# [Exercise brief]
Locate the line containing "Extract all readable text from this page." in the entries below, then retype it and every later line exactly, leaving out pictures.
[Start of Data provided]
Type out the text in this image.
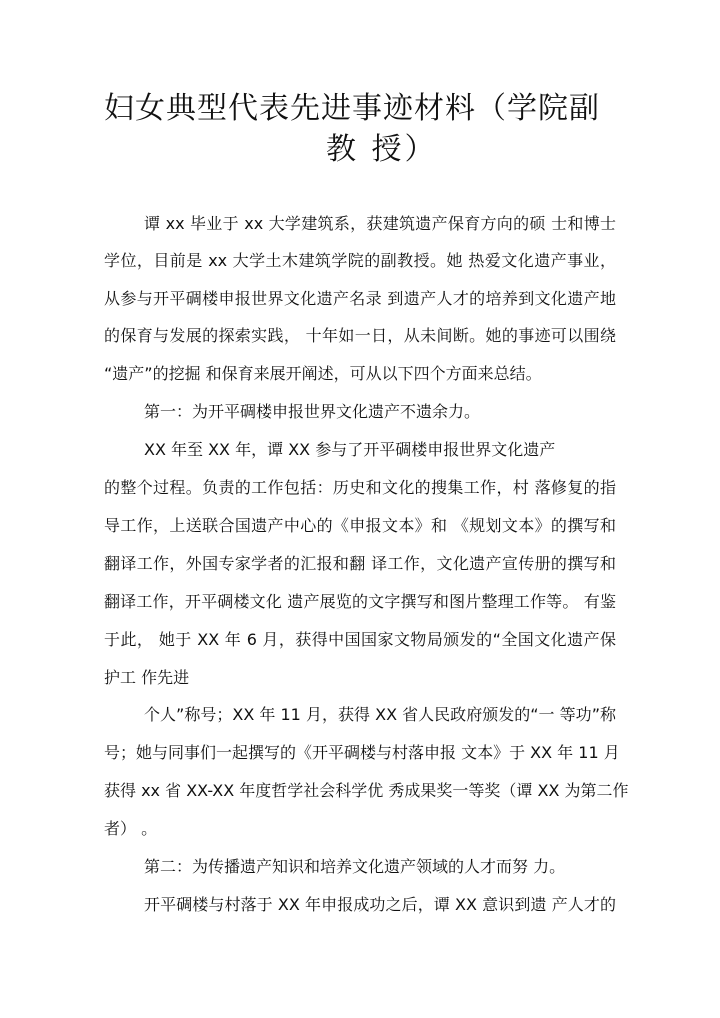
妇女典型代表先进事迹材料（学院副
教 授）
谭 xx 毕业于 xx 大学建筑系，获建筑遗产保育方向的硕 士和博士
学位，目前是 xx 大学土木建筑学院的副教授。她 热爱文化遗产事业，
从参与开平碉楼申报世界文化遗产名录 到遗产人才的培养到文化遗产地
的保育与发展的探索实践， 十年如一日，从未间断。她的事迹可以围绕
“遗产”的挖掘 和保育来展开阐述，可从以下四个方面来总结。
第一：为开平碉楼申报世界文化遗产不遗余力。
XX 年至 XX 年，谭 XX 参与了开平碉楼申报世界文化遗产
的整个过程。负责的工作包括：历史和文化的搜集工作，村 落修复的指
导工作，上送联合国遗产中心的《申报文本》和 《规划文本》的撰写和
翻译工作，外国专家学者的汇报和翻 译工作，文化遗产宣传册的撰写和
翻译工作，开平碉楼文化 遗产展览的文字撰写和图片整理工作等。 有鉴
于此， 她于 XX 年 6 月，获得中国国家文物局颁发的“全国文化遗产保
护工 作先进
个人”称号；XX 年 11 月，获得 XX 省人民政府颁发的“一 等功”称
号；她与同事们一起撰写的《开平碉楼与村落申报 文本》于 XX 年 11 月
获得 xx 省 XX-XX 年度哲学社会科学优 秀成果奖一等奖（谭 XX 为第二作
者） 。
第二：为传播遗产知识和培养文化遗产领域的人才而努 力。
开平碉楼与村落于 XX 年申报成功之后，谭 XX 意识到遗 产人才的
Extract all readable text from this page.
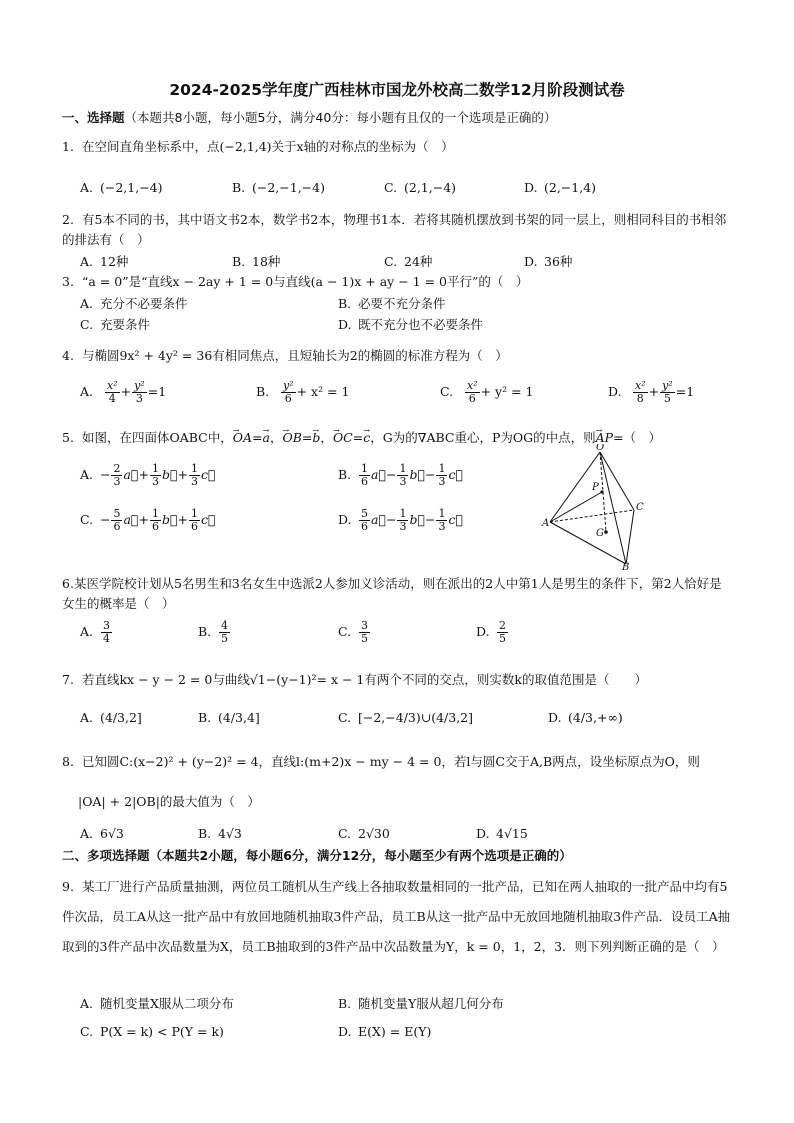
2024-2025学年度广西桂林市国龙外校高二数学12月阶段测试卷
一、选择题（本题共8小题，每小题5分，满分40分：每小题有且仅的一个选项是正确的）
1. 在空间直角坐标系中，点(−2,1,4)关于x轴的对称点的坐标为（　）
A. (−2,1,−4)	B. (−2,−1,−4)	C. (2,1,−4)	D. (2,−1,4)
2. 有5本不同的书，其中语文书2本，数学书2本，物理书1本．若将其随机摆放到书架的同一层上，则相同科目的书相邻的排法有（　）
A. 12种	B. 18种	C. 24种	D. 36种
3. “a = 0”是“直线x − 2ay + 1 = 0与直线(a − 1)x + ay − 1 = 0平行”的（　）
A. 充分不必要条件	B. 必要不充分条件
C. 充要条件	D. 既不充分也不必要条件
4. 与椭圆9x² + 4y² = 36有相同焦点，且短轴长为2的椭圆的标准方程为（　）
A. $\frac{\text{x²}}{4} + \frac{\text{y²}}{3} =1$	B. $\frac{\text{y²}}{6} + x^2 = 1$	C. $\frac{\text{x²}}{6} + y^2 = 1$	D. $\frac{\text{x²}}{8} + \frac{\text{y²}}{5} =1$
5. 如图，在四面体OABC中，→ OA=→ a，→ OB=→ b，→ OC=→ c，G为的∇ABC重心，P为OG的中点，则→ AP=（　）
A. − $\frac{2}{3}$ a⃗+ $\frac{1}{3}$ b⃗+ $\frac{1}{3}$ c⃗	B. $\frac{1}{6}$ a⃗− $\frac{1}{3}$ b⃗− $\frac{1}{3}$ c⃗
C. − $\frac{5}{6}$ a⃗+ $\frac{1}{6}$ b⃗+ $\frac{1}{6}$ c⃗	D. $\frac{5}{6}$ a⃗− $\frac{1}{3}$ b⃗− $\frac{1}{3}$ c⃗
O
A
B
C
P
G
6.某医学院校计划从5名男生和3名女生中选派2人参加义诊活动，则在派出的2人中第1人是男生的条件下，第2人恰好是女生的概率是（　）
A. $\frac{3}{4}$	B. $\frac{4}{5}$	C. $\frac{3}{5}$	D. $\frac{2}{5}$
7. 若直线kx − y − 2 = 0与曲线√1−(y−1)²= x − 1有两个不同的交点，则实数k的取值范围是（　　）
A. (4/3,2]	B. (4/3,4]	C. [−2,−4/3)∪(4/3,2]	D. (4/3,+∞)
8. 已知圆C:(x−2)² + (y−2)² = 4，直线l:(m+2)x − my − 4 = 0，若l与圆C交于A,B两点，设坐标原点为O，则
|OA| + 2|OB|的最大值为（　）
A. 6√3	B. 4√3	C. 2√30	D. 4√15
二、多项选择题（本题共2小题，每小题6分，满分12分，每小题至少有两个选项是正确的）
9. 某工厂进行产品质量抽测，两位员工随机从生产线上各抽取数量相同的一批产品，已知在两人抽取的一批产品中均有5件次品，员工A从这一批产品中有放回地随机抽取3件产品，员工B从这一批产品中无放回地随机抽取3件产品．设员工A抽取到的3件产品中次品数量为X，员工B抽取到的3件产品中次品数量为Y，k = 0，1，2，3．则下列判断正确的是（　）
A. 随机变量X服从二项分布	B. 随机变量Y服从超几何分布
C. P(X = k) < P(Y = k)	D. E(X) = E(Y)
[End of Data provided]
# [Correct output]
Extract all readable text from this page.
2024-2025学年度广西桂林市国龙外校高二数学12月阶段测试卷
一、选择题（本题共8小题，每小题5分，满分40分：每小题有且仅的一个选项是正确的）
1. 在空间直角坐标系中，点(−2,1,4)关于x轴的对称点的坐标为（　）
A. (−2,1,−4)	B. (−2,−1,−4)	C. (2,1,−4)	D. (2,−1,4)
2. 有5本不同的书，其中语文书2本，数学书2本，物理书1本．若将其随机摆放到书架的同一层上，则相同科目的书相邻的排法有（　）
A. 12种	B. 18种	C. 24种	D. 36种
3. “a = 0”是“直线x − 2ay + 1 = 0与直线(a − 1)x + ay − 1 = 0平行”的（　）
A. 充分不必要条件	B. 必要不充分条件
C. 充要条件	D. 既不充分也不必要条件
4. 与椭圆9x² + 4y² = 36有相同焦点，且短轴长为2的椭圆的标准方程为（　）
A. $\frac{\text{x²}}{4} + \frac{\text{y²}}{3} =1$	B. $\frac{\text{y²}}{6} + x^2 = 1$	C. $\frac{\text{x²}}{6} + y^2 = 1$	D. $\frac{\text{x²}}{8} + \frac{\text{y²}}{5} =1$
5. 如图，在四面体OABC中，→ OA=→ a，→ OB=→ b，→ OC=→ c，G为的∇ABC重心，P为OG的中点，则→ AP=（　）
A. − $\frac{2}{3}$ a⃗+ $\frac{1}{3}$ b⃗+ $\frac{1}{3}$ c⃗	B. $\frac{1}{6}$ a⃗− $\frac{1}{3}$ b⃗− $\frac{1}{3}$ c⃗
C. − $\frac{5}{6}$ a⃗+ $\frac{1}{6}$ b⃗+ $\frac{1}{6}$ c⃗	D. $\frac{5}{6}$ a⃗− $\frac{1}{3}$ b⃗− $\frac{1}{3}$ c⃗
O
A
B
C
P
G
6.某医学院校计划从5名男生和3名女生中选派2人参加义诊活动，则在派出的2人中第1人是男生的条件下，第2人恰好是女生的概率是（　）
A. $\frac{3}{4}$	B. $\frac{4}{5}$	C. $\frac{3}{5}$	D. $\frac{2}{5}$
7. 若直线kx − y − 2 = 0与曲线√1−(y−1)²= x − 1有两个不同的交点，则实数k的取值范围是（　　）
A. (4/3,2]	B. (4/3,4]	C. [−2,−4/3)∪(4/3,2]	D. (4/3,+∞)
8. 已知圆C:(x−2)² + (y−2)² = 4，直线l:(m+2)x − my − 4 = 0，若l与圆C交于A,B两点，设坐标原点为O，则
|OA| + 2|OB|的最大值为（　）
A. 6√3	B. 4√3	C. 2√30	D. 4√15
二、多项选择题（本题共2小题，每小题6分，满分12分，每小题至少有两个选项是正确的）
9. 某工厂进行产品质量抽测，两位员工随机从生产线上各抽取数量相同的一批产品，已知在两人抽取的一批产品中均有5件次品，员工A从这一批产品中有放回地随机抽取3件产品，员工B从这一批产品中无放回地随机抽取3件产品．设员工A抽取到的3件产品中次品数量为X，员工B抽取到的3件产品中次品数量为Y，k = 0，1，2，3．则下列判断正确的是（　）
A. 随机变量X服从二项分布	B. 随机变量Y服从超几何分布
C. P(X = k) < P(Y = k)	D. E(X) = E(Y)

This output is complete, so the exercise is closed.